## What to do
Search the material for the word "Sugar" and copy each line that holds it.

[Dataset excerpt]
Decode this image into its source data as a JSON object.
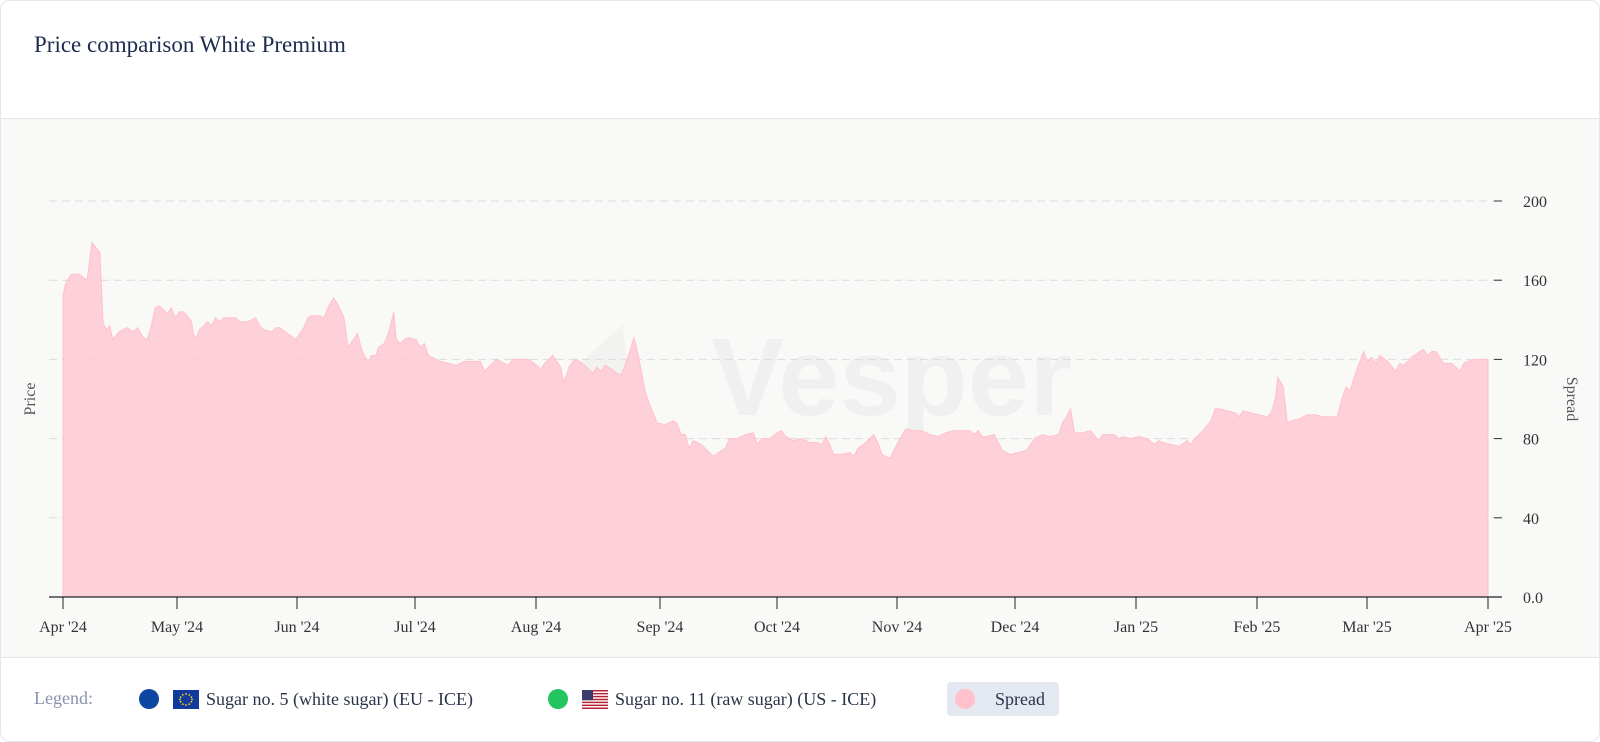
{
  "title": "Price comparison White Premium",
  "legend": {
    "label": "Legend:",
    "items": [
      {
        "label": "Sugar no. 5 (white sugar) (EU - ICE)",
        "color": "#0d47a1",
        "flag": "eu-flag-icon"
      },
      {
        "label": "Sugar no. 11 (raw sugar) (US - ICE)",
        "color": "#22c55e",
        "flag": "us-flag-icon"
      },
      {
        "label": "Spread",
        "color": "#ffc1cb"
      }
    ]
  },
  "watermark": "Vesper",
  "chart_data": {
    "type": "area",
    "ylabel": "Price",
    "y2label": "Spread",
    "ylim": [
      0,
      200
    ],
    "yticks": [
      "0.0",
      "40",
      "80",
      "120",
      "160",
      "200"
    ],
    "grid": true,
    "xticks": [
      "Apr '24",
      "May '24",
      "Jun '24",
      "Jul '24",
      "Aug '24",
      "Sep '24",
      "Oct '24",
      "Nov '24",
      "Dec '24",
      "Jan '25",
      "Feb '25",
      "Mar '25",
      "Apr '25"
    ],
    "series": [
      {
        "name": "Spread",
        "color": "#ffc9d3",
        "points": [
          [
            0,
            152
          ],
          [
            0.3,
            158
          ],
          [
            1,
            163
          ],
          [
            2,
            163
          ],
          [
            3,
            160
          ],
          [
            3.6,
            179
          ],
          [
            4.6,
            174
          ],
          [
            5,
            138
          ],
          [
            5.5,
            135
          ],
          [
            5.8,
            137
          ],
          [
            6.2,
            130
          ],
          [
            7,
            134
          ],
          [
            8,
            136
          ],
          [
            8.7,
            134
          ],
          [
            9.3,
            136
          ],
          [
            10,
            131
          ],
          [
            10.5,
            130
          ],
          [
            11,
            137
          ],
          [
            11.5,
            146
          ],
          [
            12,
            147
          ],
          [
            13,
            143
          ],
          [
            13.5,
            146
          ],
          [
            14,
            141
          ],
          [
            14.5,
            144
          ],
          [
            15,
            144
          ],
          [
            15.5,
            142
          ],
          [
            16,
            139
          ],
          [
            16.3,
            132
          ],
          [
            16.6,
            131
          ],
          [
            17,
            135
          ],
          [
            18,
            139
          ],
          [
            18.5,
            137
          ],
          [
            19,
            141
          ],
          [
            19.5,
            139
          ],
          [
            20,
            141
          ],
          [
            21,
            141
          ],
          [
            21.5,
            141
          ],
          [
            22,
            139
          ],
          [
            22.5,
            139
          ],
          [
            23,
            139
          ],
          [
            24,
            141
          ],
          [
            24.5,
            137
          ],
          [
            25,
            135
          ],
          [
            26,
            134
          ],
          [
            26.5,
            136
          ],
          [
            27,
            136
          ],
          [
            28,
            133
          ],
          [
            29,
            130
          ],
          [
            30,
            136
          ],
          [
            30.5,
            141
          ],
          [
            31,
            142
          ],
          [
            32,
            142
          ],
          [
            32.5,
            141
          ],
          [
            33,
            146
          ],
          [
            33.7,
            151
          ],
          [
            34.2,
            148
          ],
          [
            35,
            141
          ],
          [
            35.5,
            126
          ],
          [
            36,
            129
          ],
          [
            36.7,
            133
          ],
          [
            37.2,
            125
          ],
          [
            38,
            118
          ],
          [
            38.4,
            122
          ],
          [
            39,
            122
          ],
          [
            39.3,
            126
          ],
          [
            40,
            128
          ],
          [
            40.6,
            134
          ],
          [
            41.2,
            144
          ],
          [
            41.5,
            130
          ],
          [
            42,
            128
          ],
          [
            42.5,
            130
          ],
          [
            43,
            131
          ],
          [
            44,
            130
          ],
          [
            44.5,
            126
          ],
          [
            45,
            128
          ],
          [
            45.5,
            122
          ],
          [
            46,
            121
          ],
          [
            47,
            119
          ],
          [
            48,
            118
          ],
          [
            49,
            117
          ],
          [
            50,
            119
          ],
          [
            51,
            119
          ],
          [
            52,
            119
          ],
          [
            52.5,
            114
          ],
          [
            53,
            116
          ],
          [
            54,
            120
          ],
          [
            55,
            118
          ],
          [
            55.5,
            117
          ],
          [
            56,
            120
          ],
          [
            57,
            120
          ],
          [
            58,
            120
          ],
          [
            59,
            117
          ],
          [
            59.5,
            115
          ],
          [
            60,
            118
          ],
          [
            61,
            122
          ],
          [
            62,
            116
          ],
          [
            62.4,
            108
          ],
          [
            63,
            116
          ],
          [
            63.5,
            119
          ],
          [
            64,
            120
          ],
          [
            65,
            117
          ],
          [
            66,
            113
          ],
          [
            66.5,
            116
          ],
          [
            67,
            114
          ],
          [
            67.5,
            117
          ],
          [
            68,
            116
          ],
          [
            69,
            113
          ],
          [
            69.5,
            112
          ],
          [
            70,
            117
          ],
          [
            70.6,
            124
          ],
          [
            71.1,
            131
          ],
          [
            71.5,
            125
          ],
          [
            72,
            115
          ],
          [
            72.5,
            104
          ],
          [
            73,
            98
          ],
          [
            74,
            88
          ],
          [
            75,
            87
          ],
          [
            76,
            89
          ],
          [
            76.4,
            88
          ],
          [
            77,
            82
          ],
          [
            77.5,
            82
          ],
          [
            78,
            75
          ],
          [
            78.5,
            79
          ],
          [
            79.5,
            77
          ],
          [
            80,
            75
          ],
          [
            81,
            71
          ],
          [
            82,
            74
          ],
          [
            82.5,
            75
          ],
          [
            83,
            80
          ],
          [
            84,
            80
          ],
          [
            84.5,
            81
          ],
          [
            85,
            82
          ],
          [
            86,
            83
          ],
          [
            86.5,
            77
          ],
          [
            87,
            80
          ],
          [
            88,
            80
          ],
          [
            89,
            83
          ],
          [
            89.5,
            84
          ],
          [
            90,
            81
          ],
          [
            91,
            79
          ],
          [
            92,
            80
          ],
          [
            93,
            78
          ],
          [
            94,
            78
          ],
          [
            94.5,
            77
          ],
          [
            95,
            81
          ],
          [
            95.5,
            77
          ],
          [
            96,
            72
          ],
          [
            97,
            72
          ],
          [
            98,
            73
          ],
          [
            98.5,
            71
          ],
          [
            99,
            75
          ],
          [
            100,
            78
          ],
          [
            101,
            82
          ],
          [
            101.5,
            78
          ],
          [
            102,
            72
          ],
          [
            103,
            70
          ],
          [
            104,
            78
          ],
          [
            105,
            85
          ],
          [
            106,
            84
          ],
          [
            107,
            84
          ],
          [
            108,
            82
          ],
          [
            109,
            81
          ],
          [
            110,
            83
          ],
          [
            111,
            84
          ],
          [
            112,
            84
          ],
          [
            113,
            84
          ],
          [
            113.5,
            82
          ],
          [
            114,
            84
          ],
          [
            114.5,
            81
          ],
          [
            115,
            81
          ],
          [
            116,
            82
          ],
          [
            117,
            74
          ],
          [
            118,
            72
          ],
          [
            119,
            73
          ],
          [
            120,
            74
          ],
          [
            121,
            80
          ],
          [
            122,
            82
          ],
          [
            123,
            81
          ],
          [
            124,
            82
          ],
          [
            124.5,
            88
          ],
          [
            125,
            91
          ],
          [
            125.5,
            95
          ],
          [
            126,
            83
          ],
          [
            127,
            83
          ],
          [
            128,
            84
          ],
          [
            129,
            79
          ],
          [
            129.5,
            82
          ],
          [
            130,
            82
          ],
          [
            131,
            82
          ],
          [
            131.5,
            80
          ],
          [
            132,
            81
          ],
          [
            133,
            80
          ],
          [
            134,
            81
          ],
          [
            135,
            80
          ],
          [
            136,
            77
          ],
          [
            136.5,
            79
          ],
          [
            137,
            78
          ],
          [
            138,
            77
          ],
          [
            139,
            76
          ],
          [
            140,
            79
          ],
          [
            140.5,
            77
          ],
          [
            141,
            80
          ],
          [
            142,
            84
          ],
          [
            143,
            89
          ],
          [
            143.5,
            95
          ],
          [
            144,
            95
          ],
          [
            145,
            94
          ],
          [
            146,
            93
          ],
          [
            146.5,
            91
          ],
          [
            147,
            94
          ],
          [
            148,
            93
          ],
          [
            149,
            92
          ],
          [
            150,
            91
          ],
          [
            150.5,
            93
          ],
          [
            151,
            100
          ],
          [
            151.3,
            111
          ],
          [
            152,
            106
          ],
          [
            152.5,
            88
          ],
          [
            153,
            89
          ],
          [
            154,
            90
          ],
          [
            155,
            92
          ],
          [
            156,
            92
          ],
          [
            157,
            91
          ],
          [
            158,
            91
          ],
          [
            158.7,
            91
          ],
          [
            159.3,
            100
          ],
          [
            159.8,
            106
          ],
          [
            160.3,
            104
          ],
          [
            161,
            113
          ],
          [
            162,
            124
          ],
          [
            162.5,
            119
          ],
          [
            163,
            121
          ],
          [
            163.6,
            118
          ],
          [
            164,
            122
          ],
          [
            165,
            119
          ],
          [
            166,
            114
          ],
          [
            166.5,
            118
          ],
          [
            167,
            117
          ],
          [
            168,
            121
          ],
          [
            169,
            124
          ],
          [
            169.5,
            125
          ],
          [
            170,
            122
          ],
          [
            170.5,
            124
          ],
          [
            171,
            124
          ],
          [
            172,
            118
          ],
          [
            172.5,
            118
          ],
          [
            173,
            118
          ],
          [
            174,
            114
          ],
          [
            174.5,
            118
          ],
          [
            175,
            119
          ],
          [
            176,
            120
          ],
          [
            177,
            120
          ],
          [
            177.5,
            120
          ]
        ]
      }
    ]
  }
}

## Problem solution
        "label": "Sugar no. 5 (white sugar) (EU - ICE)",
        "label": "Sugar no. 11 (raw sugar) (US - ICE)",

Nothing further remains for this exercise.